::: Data to use :::
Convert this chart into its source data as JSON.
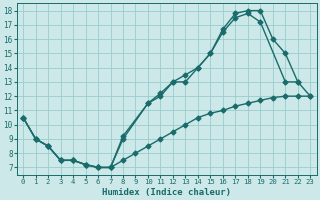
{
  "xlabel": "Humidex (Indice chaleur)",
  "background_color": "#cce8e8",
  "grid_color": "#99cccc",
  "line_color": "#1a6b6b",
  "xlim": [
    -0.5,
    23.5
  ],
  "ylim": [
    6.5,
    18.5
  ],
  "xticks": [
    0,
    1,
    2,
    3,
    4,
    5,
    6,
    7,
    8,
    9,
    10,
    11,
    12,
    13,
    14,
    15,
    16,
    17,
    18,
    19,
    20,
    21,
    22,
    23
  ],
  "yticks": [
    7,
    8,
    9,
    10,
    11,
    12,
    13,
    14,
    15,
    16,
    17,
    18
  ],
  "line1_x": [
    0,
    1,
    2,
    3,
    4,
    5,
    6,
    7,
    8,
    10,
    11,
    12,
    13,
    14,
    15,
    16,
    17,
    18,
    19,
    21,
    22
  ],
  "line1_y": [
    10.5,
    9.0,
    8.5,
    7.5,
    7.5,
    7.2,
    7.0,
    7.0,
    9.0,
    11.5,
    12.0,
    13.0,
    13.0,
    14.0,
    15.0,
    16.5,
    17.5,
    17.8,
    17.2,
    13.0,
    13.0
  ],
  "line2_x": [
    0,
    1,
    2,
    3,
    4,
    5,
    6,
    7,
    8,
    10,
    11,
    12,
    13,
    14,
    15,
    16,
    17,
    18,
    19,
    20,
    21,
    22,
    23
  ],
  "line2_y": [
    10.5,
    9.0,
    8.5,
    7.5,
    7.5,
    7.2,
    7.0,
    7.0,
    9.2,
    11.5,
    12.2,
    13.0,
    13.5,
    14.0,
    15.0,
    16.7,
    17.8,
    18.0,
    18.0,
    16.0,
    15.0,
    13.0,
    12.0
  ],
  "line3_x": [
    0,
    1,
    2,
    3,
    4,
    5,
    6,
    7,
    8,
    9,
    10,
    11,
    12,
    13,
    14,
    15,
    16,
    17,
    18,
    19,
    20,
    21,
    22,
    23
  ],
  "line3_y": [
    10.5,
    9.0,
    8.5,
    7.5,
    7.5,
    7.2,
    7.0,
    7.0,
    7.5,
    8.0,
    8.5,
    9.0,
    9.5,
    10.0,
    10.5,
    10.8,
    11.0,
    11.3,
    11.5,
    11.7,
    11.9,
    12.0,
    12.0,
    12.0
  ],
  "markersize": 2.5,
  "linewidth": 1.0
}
:::
::: Data to use :::
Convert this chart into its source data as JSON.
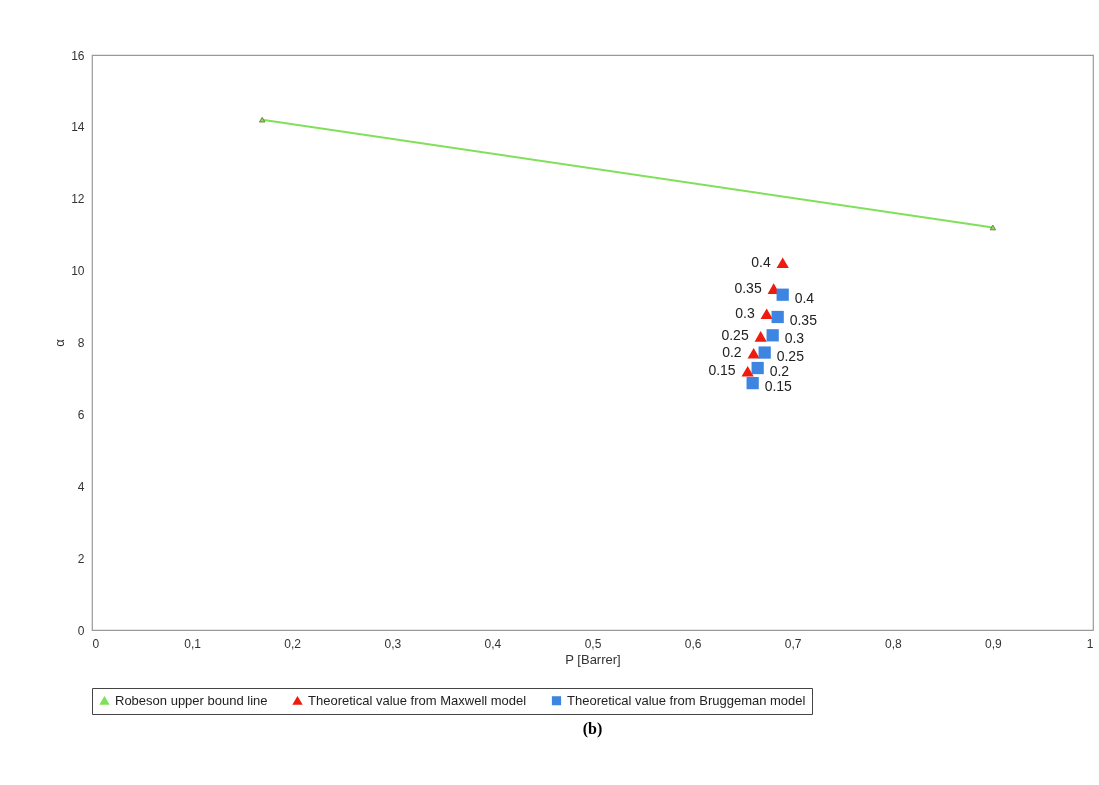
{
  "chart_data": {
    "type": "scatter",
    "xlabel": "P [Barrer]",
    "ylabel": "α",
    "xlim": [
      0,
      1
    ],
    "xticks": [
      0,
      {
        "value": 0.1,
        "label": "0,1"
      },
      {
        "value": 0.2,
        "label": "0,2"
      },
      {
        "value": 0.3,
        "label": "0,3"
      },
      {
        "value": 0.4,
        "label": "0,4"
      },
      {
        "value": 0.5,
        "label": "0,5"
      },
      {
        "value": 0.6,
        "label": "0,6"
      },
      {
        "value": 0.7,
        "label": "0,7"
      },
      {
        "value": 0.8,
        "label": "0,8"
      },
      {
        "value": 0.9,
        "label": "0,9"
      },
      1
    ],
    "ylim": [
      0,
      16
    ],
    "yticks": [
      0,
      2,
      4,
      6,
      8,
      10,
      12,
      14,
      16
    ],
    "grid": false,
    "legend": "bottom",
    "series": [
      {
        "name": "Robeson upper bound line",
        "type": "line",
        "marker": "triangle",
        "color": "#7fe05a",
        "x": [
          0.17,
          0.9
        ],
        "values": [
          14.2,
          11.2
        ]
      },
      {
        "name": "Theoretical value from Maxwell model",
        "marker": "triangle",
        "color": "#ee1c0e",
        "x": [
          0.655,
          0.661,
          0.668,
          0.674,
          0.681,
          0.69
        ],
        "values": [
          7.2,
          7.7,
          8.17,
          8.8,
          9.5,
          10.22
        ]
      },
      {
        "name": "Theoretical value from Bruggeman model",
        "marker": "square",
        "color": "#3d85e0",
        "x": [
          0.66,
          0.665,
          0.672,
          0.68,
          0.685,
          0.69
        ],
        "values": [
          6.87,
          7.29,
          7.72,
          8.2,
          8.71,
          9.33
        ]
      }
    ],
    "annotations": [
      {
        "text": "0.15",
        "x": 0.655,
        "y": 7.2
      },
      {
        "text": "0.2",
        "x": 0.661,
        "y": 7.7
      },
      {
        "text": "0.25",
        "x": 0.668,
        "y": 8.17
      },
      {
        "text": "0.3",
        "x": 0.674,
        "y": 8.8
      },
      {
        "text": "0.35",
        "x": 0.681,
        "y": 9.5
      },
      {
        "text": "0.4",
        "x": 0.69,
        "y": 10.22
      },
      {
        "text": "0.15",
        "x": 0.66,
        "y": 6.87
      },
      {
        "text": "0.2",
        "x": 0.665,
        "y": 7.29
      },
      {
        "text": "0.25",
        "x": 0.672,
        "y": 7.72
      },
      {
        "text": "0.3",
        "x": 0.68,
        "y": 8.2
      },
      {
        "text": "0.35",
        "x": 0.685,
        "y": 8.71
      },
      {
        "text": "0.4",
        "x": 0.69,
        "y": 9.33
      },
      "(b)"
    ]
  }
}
:::
**Task prompt**
State the number of lines in this listing that contain the string "xlabel", and add nothing else.

**Output for this task**
2